Write out every entry exactly as it appears.

Dataset items:
%%

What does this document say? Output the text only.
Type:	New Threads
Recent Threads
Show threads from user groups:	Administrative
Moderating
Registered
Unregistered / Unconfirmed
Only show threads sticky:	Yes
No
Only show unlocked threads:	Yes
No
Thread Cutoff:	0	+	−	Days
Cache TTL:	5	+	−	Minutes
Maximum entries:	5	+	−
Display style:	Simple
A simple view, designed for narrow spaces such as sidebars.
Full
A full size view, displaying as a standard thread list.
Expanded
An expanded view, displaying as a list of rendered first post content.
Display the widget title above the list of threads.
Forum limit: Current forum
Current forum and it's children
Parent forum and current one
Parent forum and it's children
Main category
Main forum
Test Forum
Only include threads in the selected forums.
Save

%%

EXERCISE RESULT
What does this document say? Output the text only.
Type:	New Threads
Recent Threads
Show threads from user groups:	Administrative
Moderating
Registered
Unregistered / Unconfirmed
Only show threads sticky:	Yes
No
Only show unlocked threads:	Yes
No
Thread Cutoff:	0	+	−	Days
Cache TTL:	5	+	−	Minutes
Maximum entries:	5	+	−
Display style:	Simple
A simple view, designed for narrow spaces such as sidebars.
Full
A full size view, displaying as a standard thread list.
Expanded
An expanded view, displaying as a list of rendered first post content.
Display the widget title above the list of threads.
Forum limit: Current forum
Current forum and it's children
Parent forum and current one
Parent forum and it's children
Main category
Main forum
Test Forum
Only include threads in the selected forums.
Save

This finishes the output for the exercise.